## start TASK DATA

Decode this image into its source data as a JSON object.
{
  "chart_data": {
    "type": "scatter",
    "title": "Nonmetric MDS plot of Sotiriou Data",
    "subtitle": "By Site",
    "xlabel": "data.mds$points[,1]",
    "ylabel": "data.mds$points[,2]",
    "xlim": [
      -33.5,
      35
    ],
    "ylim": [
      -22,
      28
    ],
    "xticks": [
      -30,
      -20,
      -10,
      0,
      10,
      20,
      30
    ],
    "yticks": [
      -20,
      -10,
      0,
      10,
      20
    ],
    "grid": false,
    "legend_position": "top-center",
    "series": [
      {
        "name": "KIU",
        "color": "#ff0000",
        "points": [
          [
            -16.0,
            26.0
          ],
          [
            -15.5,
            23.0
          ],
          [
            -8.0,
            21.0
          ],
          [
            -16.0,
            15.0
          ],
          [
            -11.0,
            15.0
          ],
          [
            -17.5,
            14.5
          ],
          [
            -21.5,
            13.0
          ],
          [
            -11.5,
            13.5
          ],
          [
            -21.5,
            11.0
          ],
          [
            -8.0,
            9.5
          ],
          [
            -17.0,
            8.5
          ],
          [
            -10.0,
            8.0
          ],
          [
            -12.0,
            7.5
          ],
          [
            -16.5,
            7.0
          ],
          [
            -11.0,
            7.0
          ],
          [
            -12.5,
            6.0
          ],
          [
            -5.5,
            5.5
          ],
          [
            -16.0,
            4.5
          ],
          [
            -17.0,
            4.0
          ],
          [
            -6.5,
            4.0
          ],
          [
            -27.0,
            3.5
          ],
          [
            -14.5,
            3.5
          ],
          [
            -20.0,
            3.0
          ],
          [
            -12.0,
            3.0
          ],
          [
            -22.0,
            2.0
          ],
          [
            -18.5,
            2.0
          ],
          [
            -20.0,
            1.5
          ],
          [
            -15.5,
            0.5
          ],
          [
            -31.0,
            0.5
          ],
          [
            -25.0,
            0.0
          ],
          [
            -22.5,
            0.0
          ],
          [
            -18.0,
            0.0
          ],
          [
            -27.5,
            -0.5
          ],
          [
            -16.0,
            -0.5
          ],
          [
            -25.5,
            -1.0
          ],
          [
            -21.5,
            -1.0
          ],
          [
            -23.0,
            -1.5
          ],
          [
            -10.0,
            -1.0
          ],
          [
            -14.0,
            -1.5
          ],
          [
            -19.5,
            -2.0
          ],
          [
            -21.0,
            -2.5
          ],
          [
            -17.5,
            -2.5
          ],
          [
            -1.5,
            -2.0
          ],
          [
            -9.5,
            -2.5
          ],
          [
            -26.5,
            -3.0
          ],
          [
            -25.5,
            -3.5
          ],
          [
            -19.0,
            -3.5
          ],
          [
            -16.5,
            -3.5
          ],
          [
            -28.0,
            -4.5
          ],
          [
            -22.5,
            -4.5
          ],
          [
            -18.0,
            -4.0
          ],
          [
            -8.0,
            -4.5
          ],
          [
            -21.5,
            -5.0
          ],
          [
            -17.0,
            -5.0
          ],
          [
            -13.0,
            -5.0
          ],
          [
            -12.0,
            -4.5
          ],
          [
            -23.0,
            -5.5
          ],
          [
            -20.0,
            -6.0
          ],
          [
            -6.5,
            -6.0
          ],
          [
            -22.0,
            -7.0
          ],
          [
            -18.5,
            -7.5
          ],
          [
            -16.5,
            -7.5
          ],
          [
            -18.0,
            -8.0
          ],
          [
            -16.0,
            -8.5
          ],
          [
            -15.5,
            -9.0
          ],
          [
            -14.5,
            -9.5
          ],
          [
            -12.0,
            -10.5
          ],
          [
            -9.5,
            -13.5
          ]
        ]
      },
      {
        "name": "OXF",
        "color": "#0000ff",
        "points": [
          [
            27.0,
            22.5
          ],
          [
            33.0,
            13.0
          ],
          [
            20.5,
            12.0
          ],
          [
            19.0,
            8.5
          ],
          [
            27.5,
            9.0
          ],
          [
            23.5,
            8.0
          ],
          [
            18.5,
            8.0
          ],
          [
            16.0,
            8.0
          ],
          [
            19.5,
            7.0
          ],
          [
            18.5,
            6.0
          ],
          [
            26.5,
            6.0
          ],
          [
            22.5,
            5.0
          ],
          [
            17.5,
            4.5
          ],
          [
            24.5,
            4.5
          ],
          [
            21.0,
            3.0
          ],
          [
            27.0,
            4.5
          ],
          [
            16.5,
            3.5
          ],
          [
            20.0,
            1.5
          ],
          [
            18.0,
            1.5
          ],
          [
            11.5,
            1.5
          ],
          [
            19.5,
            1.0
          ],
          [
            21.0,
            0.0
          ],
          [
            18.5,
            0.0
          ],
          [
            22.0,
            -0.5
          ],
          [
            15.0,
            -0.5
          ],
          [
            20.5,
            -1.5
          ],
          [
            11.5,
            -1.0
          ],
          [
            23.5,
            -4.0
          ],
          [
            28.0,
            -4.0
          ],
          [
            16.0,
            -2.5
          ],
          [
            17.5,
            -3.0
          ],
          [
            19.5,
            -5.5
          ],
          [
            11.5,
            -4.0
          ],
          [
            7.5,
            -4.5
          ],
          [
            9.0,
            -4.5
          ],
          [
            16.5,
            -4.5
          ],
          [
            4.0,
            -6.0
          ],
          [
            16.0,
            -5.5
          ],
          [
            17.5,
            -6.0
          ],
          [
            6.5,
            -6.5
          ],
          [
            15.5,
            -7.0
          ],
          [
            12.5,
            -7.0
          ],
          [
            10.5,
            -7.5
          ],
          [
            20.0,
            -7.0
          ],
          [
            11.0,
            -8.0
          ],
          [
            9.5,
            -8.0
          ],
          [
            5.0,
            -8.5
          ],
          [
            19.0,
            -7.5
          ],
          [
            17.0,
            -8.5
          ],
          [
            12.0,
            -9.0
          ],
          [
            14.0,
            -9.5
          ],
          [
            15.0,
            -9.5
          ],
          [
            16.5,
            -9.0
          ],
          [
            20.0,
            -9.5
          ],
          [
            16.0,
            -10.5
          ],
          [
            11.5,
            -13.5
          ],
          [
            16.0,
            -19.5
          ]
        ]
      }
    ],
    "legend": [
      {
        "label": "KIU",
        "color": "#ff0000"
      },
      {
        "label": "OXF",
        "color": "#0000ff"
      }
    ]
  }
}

## end TASK DATA

### PROMPT
Extract the full listing above without altering anything.

### EXERCISE RESULT
Decode this image into its source data as a JSON object.
{
  "chart_data": {
    "type": "scatter",
    "title": "Nonmetric MDS plot of Sotiriou Data",
    "subtitle": "By Site",
    "xlabel": "data.mds$points[,1]",
    "ylabel": "data.mds$points[,2]",
    "xlim": [
      -33.5,
      35
    ],
    "ylim": [
      -22,
      28
    ],
    "xticks": [
      -30,
      -20,
      -10,
      0,
      10,
      20,
      30
    ],
    "yticks": [
      -20,
      -10,
      0,
      10,
      20
    ],
    "grid": false,
    "legend_position": "top-center",
    "series": [
      {
        "name": "KIU",
        "color": "#ff0000",
        "points": [
          [
            -16.0,
            26.0
          ],
          [
            -15.5,
            23.0
          ],
          [
            -8.0,
            21.0
          ],
          [
            -16.0,
            15.0
          ],
          [
            -11.0,
            15.0
          ],
          [
            -17.5,
            14.5
          ],
          [
            -21.5,
            13.0
          ],
          [
            -11.5,
            13.5
          ],
          [
            -21.5,
            11.0
          ],
          [
            -8.0,
            9.5
          ],
          [
            -17.0,
            8.5
          ],
          [
            -10.0,
            8.0
          ],
          [
            -12.0,
            7.5
          ],
          [
            -16.5,
            7.0
          ],
          [
            -11.0,
            7.0
          ],
          [
            -12.5,
            6.0
          ],
          [
            -5.5,
            5.5
          ],
          [
            -16.0,
            4.5
          ],
          [
            -17.0,
            4.0
          ],
          [
            -6.5,
            4.0
          ],
          [
            -27.0,
            3.5
          ],
          [
            -14.5,
            3.5
          ],
          [
            -20.0,
            3.0
          ],
          [
            -12.0,
            3.0
          ],
          [
            -22.0,
            2.0
          ],
          [
            -18.5,
            2.0
          ],
          [
            -20.0,
            1.5
          ],
          [
            -15.5,
            0.5
          ],
          [
            -31.0,
            0.5
          ],
          [
            -25.0,
            0.0
          ],
          [
            -22.5,
            0.0
          ],
          [
            -18.0,
            0.0
          ],
          [
            -27.5,
            -0.5
          ],
          [
            -16.0,
            -0.5
          ],
          [
            -25.5,
            -1.0
          ],
          [
            -21.5,
            -1.0
          ],
          [
            -23.0,
            -1.5
          ],
          [
            -10.0,
            -1.0
          ],
          [
            -14.0,
            -1.5
          ],
          [
            -19.5,
            -2.0
          ],
          [
            -21.0,
            -2.5
          ],
          [
            -17.5,
            -2.5
          ],
          [
            -1.5,
            -2.0
          ],
          [
            -9.5,
            -2.5
          ],
          [
            -26.5,
            -3.0
          ],
          [
            -25.5,
            -3.5
          ],
          [
            -19.0,
            -3.5
          ],
          [
            -16.5,
            -3.5
          ],
          [
            -28.0,
            -4.5
          ],
          [
            -22.5,
            -4.5
          ],
          [
            -18.0,
            -4.0
          ],
          [
            -8.0,
            -4.5
          ],
          [
            -21.5,
            -5.0
          ],
          [
            -17.0,
            -5.0
          ],
          [
            -13.0,
            -5.0
          ],
          [
            -12.0,
            -4.5
          ],
          [
            -23.0,
            -5.5
          ],
          [
            -20.0,
            -6.0
          ],
          [
            -6.5,
            -6.0
          ],
          [
            -22.0,
            -7.0
          ],
          [
            -18.5,
            -7.5
          ],
          [
            -16.5,
            -7.5
          ],
          [
            -18.0,
            -8.0
          ],
          [
            -16.0,
            -8.5
          ],
          [
            -15.5,
            -9.0
          ],
          [
            -14.5,
            -9.5
          ],
          [
            -12.0,
            -10.5
          ],
          [
            -9.5,
            -13.5
          ]
        ]
      },
      {
        "name": "OXF",
        "color": "#0000ff",
        "points": [
          [
            27.0,
            22.5
          ],
          [
            33.0,
            13.0
          ],
          [
            20.5,
            12.0
          ],
          [
            19.0,
            8.5
          ],
          [
            27.5,
            9.0
          ],
          [
            23.5,
            8.0
          ],
          [
            18.5,
            8.0
          ],
          [
            16.0,
            8.0
          ],
          [
            19.5,
            7.0
          ],
          [
            18.5,
            6.0
          ],
          [
            26.5,
            6.0
          ],
          [
            22.5,
            5.0
          ],
          [
            17.5,
            4.5
          ],
          [
            24.5,
            4.5
          ],
          [
            21.0,
            3.0
          ],
          [
            27.0,
            4.5
          ],
          [
            16.5,
            3.5
          ],
          [
            20.0,
            1.5
          ],
          [
            18.0,
            1.5
          ],
          [
            11.5,
            1.5
          ],
          [
            19.5,
            1.0
          ],
          [
            21.0,
            0.0
          ],
          [
            18.5,
            0.0
          ],
          [
            22.0,
            -0.5
          ],
          [
            15.0,
            -0.5
          ],
          [
            20.5,
            -1.5
          ],
          [
            11.5,
            -1.0
          ],
          [
            23.5,
            -4.0
          ],
          [
            28.0,
            -4.0
          ],
          [
            16.0,
            -2.5
          ],
          [
            17.5,
            -3.0
          ],
          [
            19.5,
            -5.5
          ],
          [
            11.5,
            -4.0
          ],
          [
            7.5,
            -4.5
          ],
          [
            9.0,
            -4.5
          ],
          [
            16.5,
            -4.5
          ],
          [
            4.0,
            -6.0
          ],
          [
            16.0,
            -5.5
          ],
          [
            17.5,
            -6.0
          ],
          [
            6.5,
            -6.5
          ],
          [
            15.5,
            -7.0
          ],
          [
            12.5,
            -7.0
          ],
          [
            10.5,
            -7.5
          ],
          [
            20.0,
            -7.0
          ],
          [
            11.0,
            -8.0
          ],
          [
            9.5,
            -8.0
          ],
          [
            5.0,
            -8.5
          ],
          [
            19.0,
            -7.5
          ],
          [
            17.0,
            -8.5
          ],
          [
            12.0,
            -9.0
          ],
          [
            14.0,
            -9.5
          ],
          [
            15.0,
            -9.5
          ],
          [
            16.5,
            -9.0
          ],
          [
            20.0,
            -9.5
          ],
          [
            16.0,
            -10.5
          ],
          [
            11.5,
            -13.5
          ],
          [
            16.0,
            -19.5
          ]
        ]
      }
    ],
    "legend": [
      {
        "label": "KIU",
        "color": "#ff0000"
      },
      {
        "label": "OXF",
        "color": "#0000ff"
      }
    ]
  }
}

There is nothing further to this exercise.